• _Exercise aim_: Reproduce every entry below precisely; do not include the pictures.

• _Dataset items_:

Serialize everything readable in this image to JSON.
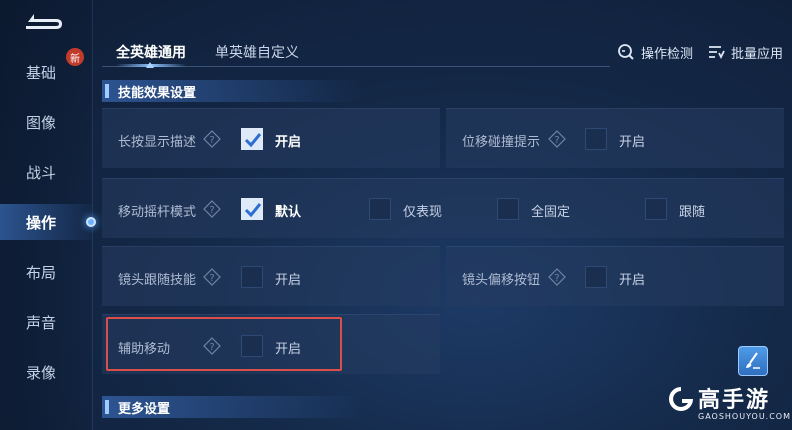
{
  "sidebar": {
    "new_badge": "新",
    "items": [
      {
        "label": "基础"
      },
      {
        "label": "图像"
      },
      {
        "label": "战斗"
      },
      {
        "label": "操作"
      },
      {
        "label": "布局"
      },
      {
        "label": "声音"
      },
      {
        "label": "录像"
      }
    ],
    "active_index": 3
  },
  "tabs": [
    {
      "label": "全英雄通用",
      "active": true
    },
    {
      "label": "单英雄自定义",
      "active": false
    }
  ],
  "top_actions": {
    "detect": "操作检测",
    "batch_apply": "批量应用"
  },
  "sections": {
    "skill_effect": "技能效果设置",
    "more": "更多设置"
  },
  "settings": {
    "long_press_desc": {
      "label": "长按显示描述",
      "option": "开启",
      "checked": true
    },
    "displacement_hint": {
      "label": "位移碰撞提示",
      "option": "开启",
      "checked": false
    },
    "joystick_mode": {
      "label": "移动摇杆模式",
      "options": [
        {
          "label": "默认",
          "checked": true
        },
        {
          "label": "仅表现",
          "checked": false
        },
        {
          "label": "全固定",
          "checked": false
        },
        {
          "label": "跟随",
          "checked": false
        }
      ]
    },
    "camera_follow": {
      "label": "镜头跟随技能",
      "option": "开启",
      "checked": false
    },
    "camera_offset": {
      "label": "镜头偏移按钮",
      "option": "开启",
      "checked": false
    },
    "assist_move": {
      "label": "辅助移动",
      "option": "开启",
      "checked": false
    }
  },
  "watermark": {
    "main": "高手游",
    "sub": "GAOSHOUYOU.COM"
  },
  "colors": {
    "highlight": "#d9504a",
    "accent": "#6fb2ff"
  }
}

• _Solution for this problem_:
Serialize everything readable in this image to JSON.
{
  "sidebar": {
    "new_badge": "新",
    "items": [
      {
        "label": "基础"
      },
      {
        "label": "图像"
      },
      {
        "label": "战斗"
      },
      {
        "label": "操作"
      },
      {
        "label": "布局"
      },
      {
        "label": "声音"
      },
      {
        "label": "录像"
      }
    ],
    "active_index": 3
  },
  "tabs": [
    {
      "label": "全英雄通用",
      "active": true
    },
    {
      "label": "单英雄自定义",
      "active": false
    }
  ],
  "top_actions": {
    "detect": "操作检测",
    "batch_apply": "批量应用"
  },
  "sections": {
    "skill_effect": "技能效果设置",
    "more": "更多设置"
  },
  "settings": {
    "long_press_desc": {
      "label": "长按显示描述",
      "option": "开启",
      "checked": true
    },
    "displacement_hint": {
      "label": "位移碰撞提示",
      "option": "开启",
      "checked": false
    },
    "joystick_mode": {
      "label": "移动摇杆模式",
      "options": [
        {
          "label": "默认",
          "checked": true
        },
        {
          "label": "仅表现",
          "checked": false
        },
        {
          "label": "全固定",
          "checked": false
        },
        {
          "label": "跟随",
          "checked": false
        }
      ]
    },
    "camera_follow": {
      "label": "镜头跟随技能",
      "option": "开启",
      "checked": false
    },
    "camera_offset": {
      "label": "镜头偏移按钮",
      "option": "开启",
      "checked": false
    },
    "assist_move": {
      "label": "辅助移动",
      "option": "开启",
      "checked": false
    }
  },
  "watermark": {
    "main": "高手游",
    "sub": "GAOSHOUYOU.COM"
  },
  "colors": {
    "highlight": "#d9504a",
    "accent": "#6fb2ff"
  }
}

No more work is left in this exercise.